Written exercise: Copy each line that contains the word "مشاور".

==== Data for the task ====

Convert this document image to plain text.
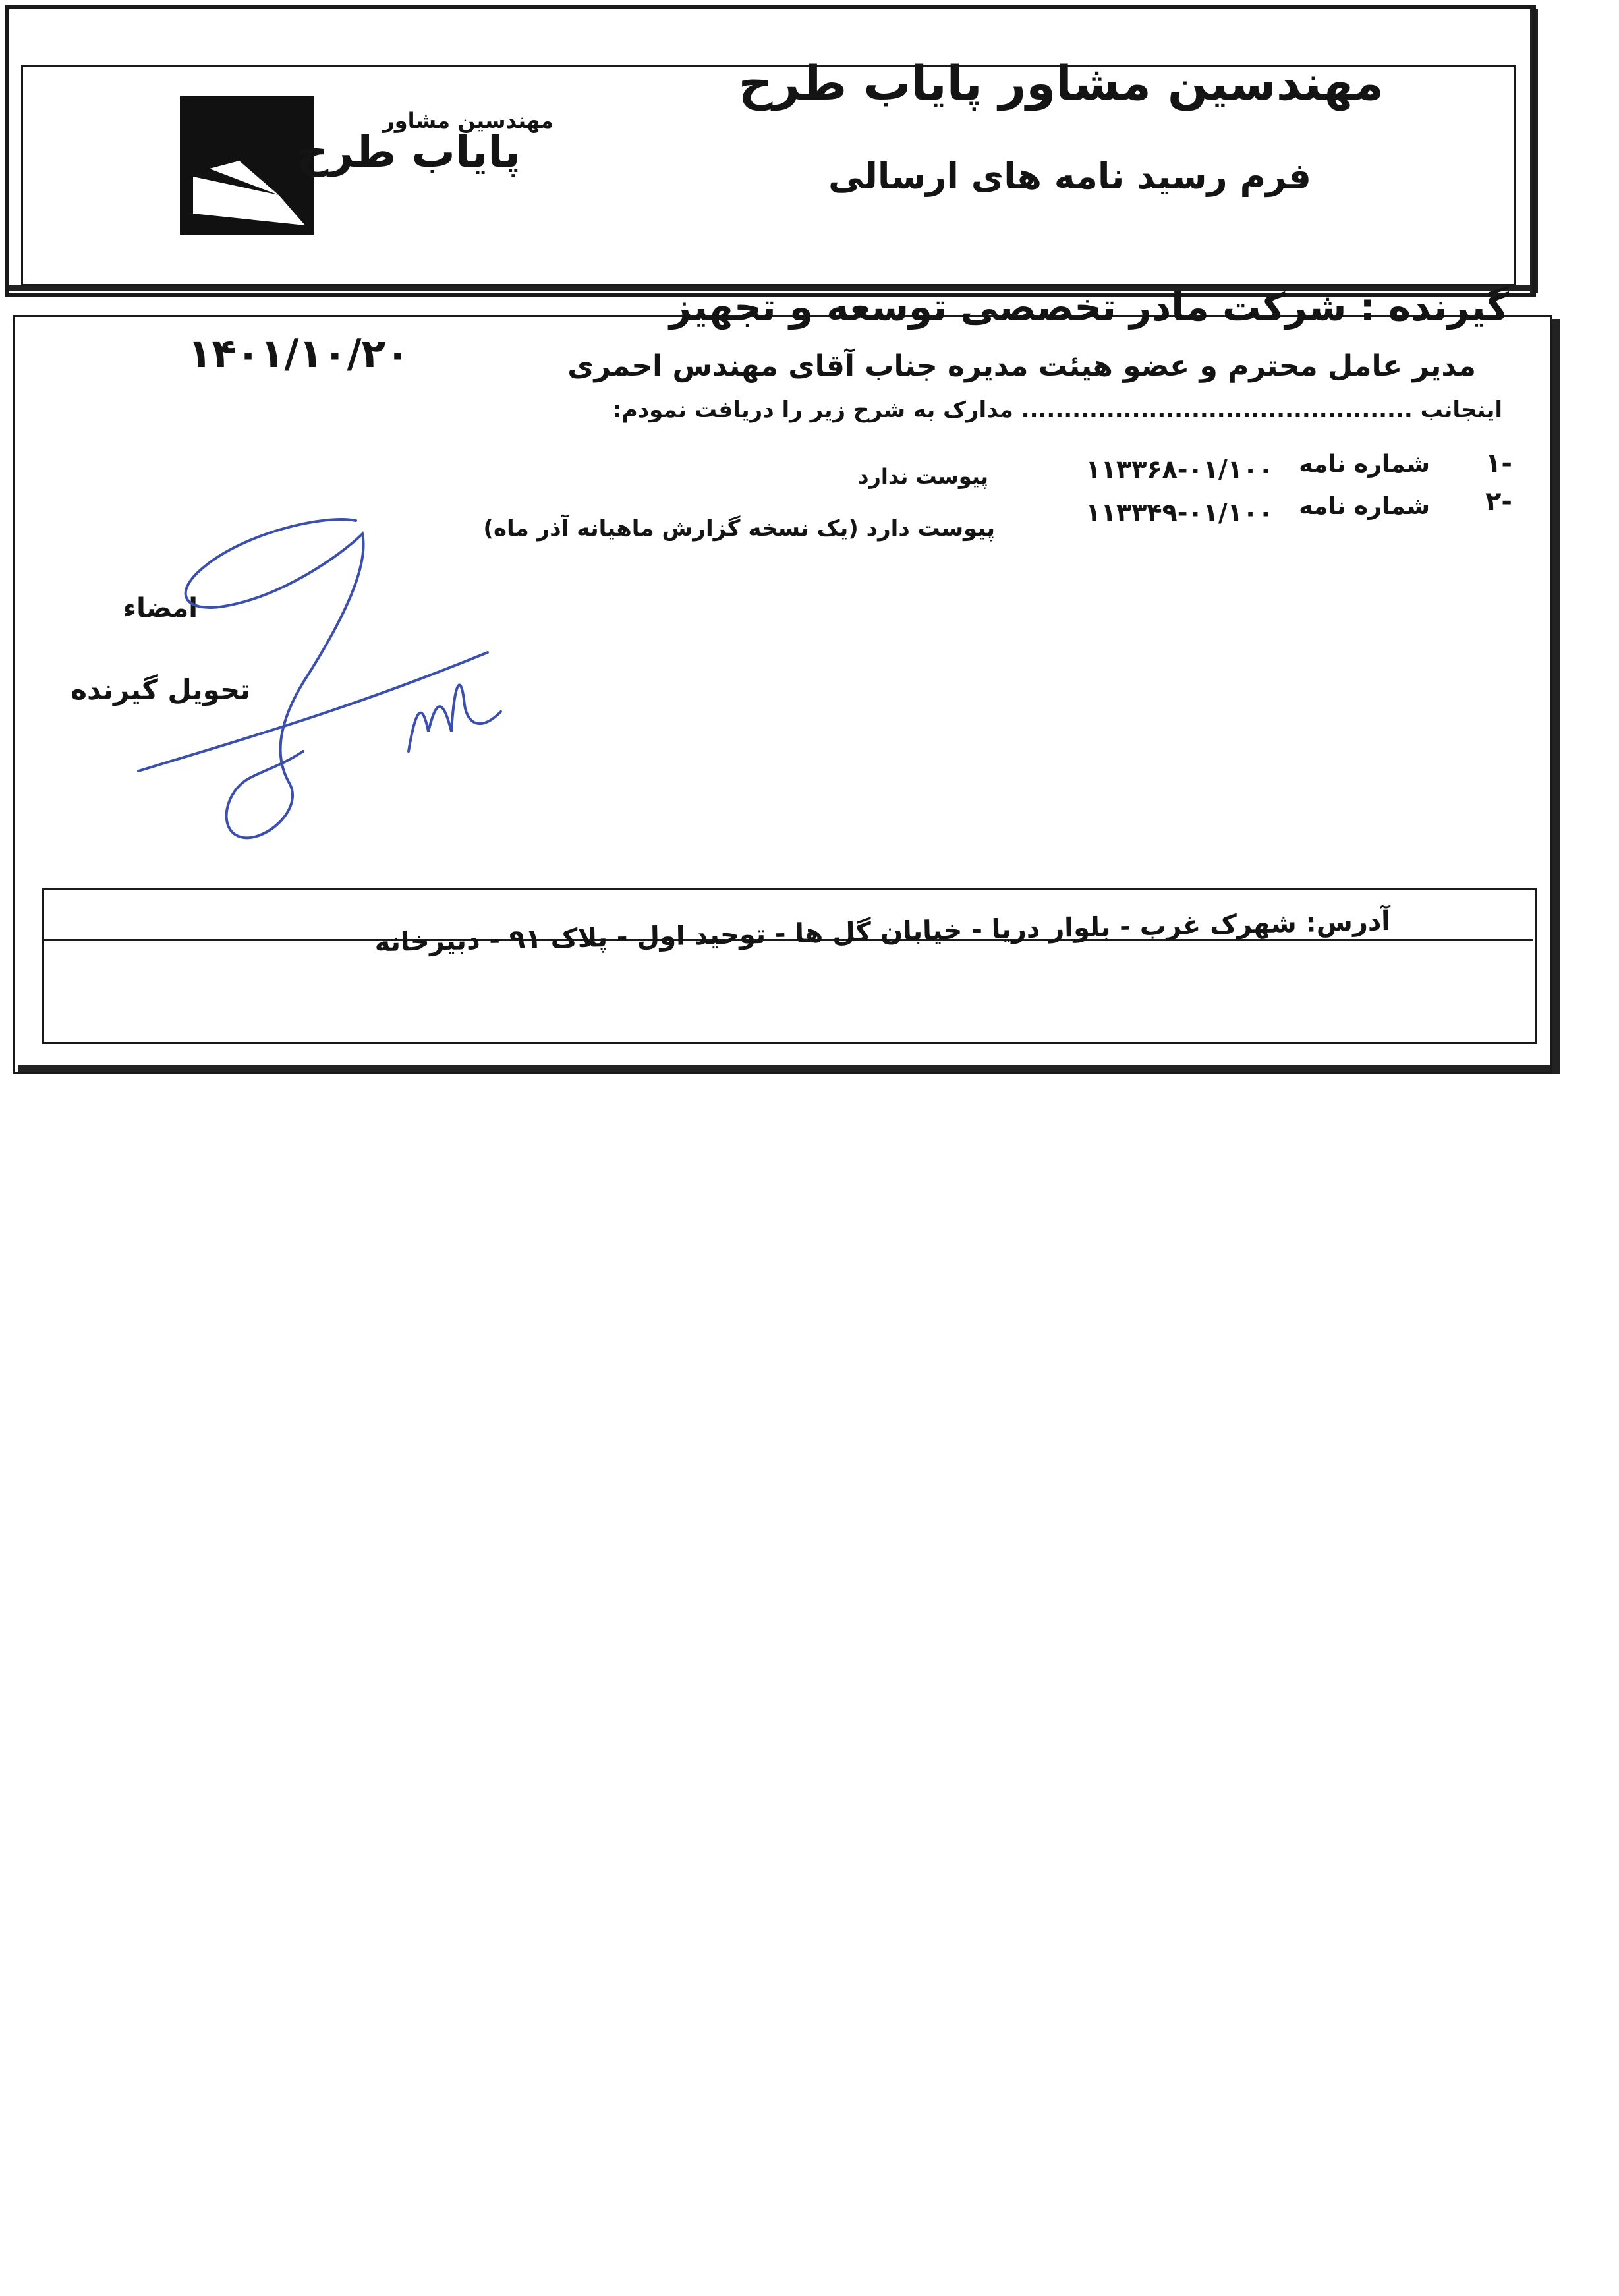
مهندسین مشاور پایاب طرح
فرم رسید نامه های ارسالی
مهندسین مشاور
پایاب طرح
گیرنده : شرکت مادر تخصصی توسعه و تجهیز
مدیر عامل محترم و عضو هیئت مدیره جناب آقای مهندس احمری
اینجانب .............................................. مدارک به شرح زیر را دریافت نمودم:
۱۴۰۱/۱۰/۲۰
۱-
شماره نامه
۱۱۳۳۶۸-۰۱/۱۰۰
پیوست ندارد
۲-
شماره نامه
۱۱۳۳۴۹-۰۱/۱۰۰
پیوست دارد (یک نسخه گزارش ماهیانه آذر ماه)
امضاء
تحویل گیرنده
آدرس: شهرک غرب - بلوار دریا - خیابان گل ها - توحید اول - پلاک ۹۱ - دبیرخانه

====

Final result:
مهندسین مشاور پایاب طرح
مهندسین مشاور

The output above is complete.